■ Short problem: Copy every line, leaving nothing out and adding nothing.

[Extracted data entries]
________________________________________

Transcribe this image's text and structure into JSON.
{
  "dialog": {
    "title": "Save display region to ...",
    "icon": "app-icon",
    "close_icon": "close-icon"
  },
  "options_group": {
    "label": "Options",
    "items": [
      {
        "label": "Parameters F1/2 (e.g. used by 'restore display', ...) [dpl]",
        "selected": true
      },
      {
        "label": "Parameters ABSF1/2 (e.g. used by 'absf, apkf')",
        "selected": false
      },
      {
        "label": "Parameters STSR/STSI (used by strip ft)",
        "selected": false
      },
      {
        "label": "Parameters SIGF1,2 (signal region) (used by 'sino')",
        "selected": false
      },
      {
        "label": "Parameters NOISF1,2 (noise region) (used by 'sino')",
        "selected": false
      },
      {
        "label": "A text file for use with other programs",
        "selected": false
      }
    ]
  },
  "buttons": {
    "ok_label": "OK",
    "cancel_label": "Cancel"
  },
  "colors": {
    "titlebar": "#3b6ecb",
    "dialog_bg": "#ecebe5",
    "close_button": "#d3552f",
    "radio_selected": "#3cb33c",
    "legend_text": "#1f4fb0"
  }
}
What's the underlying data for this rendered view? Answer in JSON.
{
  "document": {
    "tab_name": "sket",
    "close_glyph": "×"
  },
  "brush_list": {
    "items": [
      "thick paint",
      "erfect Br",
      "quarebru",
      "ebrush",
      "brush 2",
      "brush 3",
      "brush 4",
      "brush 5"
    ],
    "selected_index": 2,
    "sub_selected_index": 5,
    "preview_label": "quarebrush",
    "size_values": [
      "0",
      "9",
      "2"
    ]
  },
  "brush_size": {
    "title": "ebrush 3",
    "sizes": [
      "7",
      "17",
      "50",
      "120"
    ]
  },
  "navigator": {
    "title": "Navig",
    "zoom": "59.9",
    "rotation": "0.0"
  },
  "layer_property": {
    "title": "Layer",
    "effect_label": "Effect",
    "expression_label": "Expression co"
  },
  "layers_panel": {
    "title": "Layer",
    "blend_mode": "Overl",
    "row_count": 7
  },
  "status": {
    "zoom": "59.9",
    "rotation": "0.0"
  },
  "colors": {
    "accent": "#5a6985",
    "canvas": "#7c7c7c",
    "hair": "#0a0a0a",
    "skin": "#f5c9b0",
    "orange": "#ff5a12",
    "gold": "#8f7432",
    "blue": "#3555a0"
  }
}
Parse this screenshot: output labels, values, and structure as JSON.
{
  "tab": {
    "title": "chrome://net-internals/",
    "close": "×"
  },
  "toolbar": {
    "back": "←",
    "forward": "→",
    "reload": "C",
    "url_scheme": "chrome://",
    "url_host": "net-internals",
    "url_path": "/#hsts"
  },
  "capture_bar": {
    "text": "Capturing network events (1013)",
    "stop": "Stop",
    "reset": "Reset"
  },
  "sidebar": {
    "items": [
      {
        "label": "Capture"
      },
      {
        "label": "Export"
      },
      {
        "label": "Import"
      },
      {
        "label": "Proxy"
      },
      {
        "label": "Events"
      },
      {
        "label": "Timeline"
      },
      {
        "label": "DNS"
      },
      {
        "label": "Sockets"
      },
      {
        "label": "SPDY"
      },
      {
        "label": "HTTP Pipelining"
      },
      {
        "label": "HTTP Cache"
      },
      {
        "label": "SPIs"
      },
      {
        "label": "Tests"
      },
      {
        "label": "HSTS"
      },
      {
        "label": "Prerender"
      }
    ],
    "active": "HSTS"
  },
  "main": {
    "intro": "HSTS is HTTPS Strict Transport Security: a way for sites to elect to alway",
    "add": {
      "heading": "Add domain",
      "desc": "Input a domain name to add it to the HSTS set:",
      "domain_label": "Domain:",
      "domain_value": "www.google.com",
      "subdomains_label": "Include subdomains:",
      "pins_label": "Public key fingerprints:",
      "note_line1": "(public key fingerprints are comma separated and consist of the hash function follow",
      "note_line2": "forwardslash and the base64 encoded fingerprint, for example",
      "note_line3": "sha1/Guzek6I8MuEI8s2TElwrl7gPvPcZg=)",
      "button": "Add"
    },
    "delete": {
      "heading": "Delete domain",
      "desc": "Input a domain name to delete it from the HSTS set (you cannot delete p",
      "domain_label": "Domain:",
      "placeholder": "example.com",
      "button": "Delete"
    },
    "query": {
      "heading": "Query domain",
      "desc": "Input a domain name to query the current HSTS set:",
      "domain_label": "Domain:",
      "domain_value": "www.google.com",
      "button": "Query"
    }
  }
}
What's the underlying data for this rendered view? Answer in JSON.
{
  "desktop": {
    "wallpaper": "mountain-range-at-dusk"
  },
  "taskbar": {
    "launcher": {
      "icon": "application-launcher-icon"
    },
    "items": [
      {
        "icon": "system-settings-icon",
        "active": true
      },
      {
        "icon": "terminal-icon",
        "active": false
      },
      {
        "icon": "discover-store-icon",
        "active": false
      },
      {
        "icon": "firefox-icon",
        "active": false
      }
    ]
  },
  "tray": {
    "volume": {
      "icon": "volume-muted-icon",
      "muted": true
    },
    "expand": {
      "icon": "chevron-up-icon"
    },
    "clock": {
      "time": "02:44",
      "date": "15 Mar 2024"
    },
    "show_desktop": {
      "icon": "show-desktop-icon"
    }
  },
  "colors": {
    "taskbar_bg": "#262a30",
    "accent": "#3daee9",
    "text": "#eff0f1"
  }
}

________________________________________

■ Solution:
Transcribe this image's text and structure into JSON.
{
  "dialog": {
    "title": "Save display region to ...",
    "icon": "app-icon",
    "close_icon": "close-icon"
  },
  "options_group": {
    "label": "Options",
    "items": [
      {
        "label": "Parameters F1/2 (e.g. used by 'restore display', ...) [dpl]",
        "selected": true
      },
      {
        "label": "Parameters ABSF1/2 (e.g. used by 'absf, apkf')",
        "selected": false
      },
      {
        "label": "Parameters STSR/STSI (used by strip ft)",
        "selected": false
      },
      {
        "label": "Parameters SIGF1,2 (signal region) (used by 'sino')",
        "selected": false
      },
      {
        "label": "Parameters NOISF1,2 (noise region) (used by 'sino')",
        "selected": false
      },
      {
        "label": "A text file for use with other programs",
        "selected": false
      }
    ]
  },
  "buttons": {
    "ok_label": "OK",
    "cancel_label": "Cancel"
  },
  "colors": {
    "titlebar": "#3b6ecb",
    "dialog_bg": "#ecebe5",
    "close_button": "#d3552f",
    "radio_selected": "#3cb33c",
    "legend_text": "#1f4fb0"
  }
}
What's the underlying data for this rendered view? Answer in JSON.
{
  "document": {
    "tab_name": "sket",
    "close_glyph": "×"
  },
  "brush_list": {
    "items": [
      "thick paint",
      "erfect Br",
      "quarebru",
      "ebrush",
      "brush 2",
      "brush 3",
      "brush 4",
      "brush 5"
    ],
    "selected_index": 2,
    "sub_selected_index": 5,
    "preview_label": "quarebrush",
    "size_values": [
      "0",
      "9",
      "2"
    ]
  },
  "brush_size": {
    "title": "ebrush 3",
    "sizes": [
      "7",
      "17",
      "50",
      "120"
    ]
  },
  "navigator": {
    "title": "Navig",
    "zoom": "59.9",
    "rotation": "0.0"
  },
  "layer_property": {
    "title": "Layer",
    "effect_label": "Effect",
    "expression_label": "Expression co"
  },
  "layers_panel": {
    "title": "Layer",
    "blend_mode": "Overl",
    "row_count": 7
  },
  "status": {
    "zoom": "59.9",
    "rotation": "0.0"
  },
  "colors": {
    "accent": "#5a6985",
    "canvas": "#7c7c7c",
    "hair": "#0a0a0a",
    "skin": "#f5c9b0",
    "orange": "#ff5a12",
    "gold": "#8f7432",
    "blue": "#3555a0"
  }
}
Parse this screenshot: output labels, values, and structure as JSON.
{
  "tab": {
    "title": "chrome://net-internals/",
    "close": "×"
  },
  "toolbar": {
    "back": "←",
    "forward": "→",
    "reload": "C",
    "url_scheme": "chrome://",
    "url_host": "net-internals",
    "url_path": "/#hsts"
  },
  "capture_bar": {
    "text": "Capturing network events (1013)",
    "stop": "Stop",
    "reset": "Reset"
  },
  "sidebar": {
    "items": [
      {
        "label": "Capture"
      },
      {
        "label": "Export"
      },
      {
        "label": "Import"
      },
      {
        "label": "Proxy"
      },
      {
        "label": "Events"
      },
      {
        "label": "Timeline"
      },
      {
        "label": "DNS"
      },
      {
        "label": "Sockets"
      },
      {
        "label": "SPDY"
      },
      {
        "label": "HTTP Pipelining"
      },
      {
        "label": "HTTP Cache"
      },
      {
        "label": "SPIs"
      },
      {
        "label": "Tests"
      },
      {
        "label": "HSTS"
      },
      {
        "label": "Prerender"
      }
    ],
    "active": "HSTS"
  },
  "main": {
    "intro": "HSTS is HTTPS Strict Transport Security: a way for sites to elect to alway",
    "add": {
      "heading": "Add domain",
      "desc": "Input a domain name to add it to the HSTS set:",
      "domain_label": "Domain:",
      "domain_value": "www.google.com",
      "subdomains_label": "Include subdomains:",
      "pins_label": "Public key fingerprints:",
      "note_line1": "(public key fingerprints are comma separated and consist of the hash function follow",
      "note_line2": "forwardslash and the base64 encoded fingerprint, for example",
      "note_line3": "sha1/Guzek6I8MuEI8s2TElwrl7gPvPcZg=)",
      "button": "Add"
    },
    "delete": {
      "heading": "Delete domain",
      "desc": "Input a domain name to delete it from the HSTS set (you cannot delete p",
      "domain_label": "Domain:",
      "placeholder": "example.com",
      "button": "Delete"
    },
    "query": {
      "heading": "Query domain",
      "desc": "Input a domain name to query the current HSTS set:",
      "domain_label": "Domain:",
      "domain_value": "www.google.com",
      "button": "Query"
    }
  }
}
What's the underlying data for this rendered view? Answer in JSON.
{
  "desktop": {
    "wallpaper": "mountain-range-at-dusk"
  },
  "taskbar": {
    "launcher": {
      "icon": "application-launcher-icon"
    },
    "items": [
      {
        "icon": "system-settings-icon",
        "active": true
      },
      {
        "icon": "terminal-icon",
        "active": false
      },
      {
        "icon": "discover-store-icon",
        "active": false
      },
      {
        "icon": "firefox-icon",
        "active": false
      }
    ]
  },
  "tray": {
    "volume": {
      "icon": "volume-muted-icon",
      "muted": true
    },
    "expand": {
      "icon": "chevron-up-icon"
    },
    "clock": {
      "time": "02:44",
      "date": "15 Mar 2024"
    },
    "show_desktop": {
      "icon": "show-desktop-icon"
    }
  },
  "colors": {
    "taskbar_bg": "#262a30",
    "accent": "#3daee9",
    "text": "#eff0f1"
  }
}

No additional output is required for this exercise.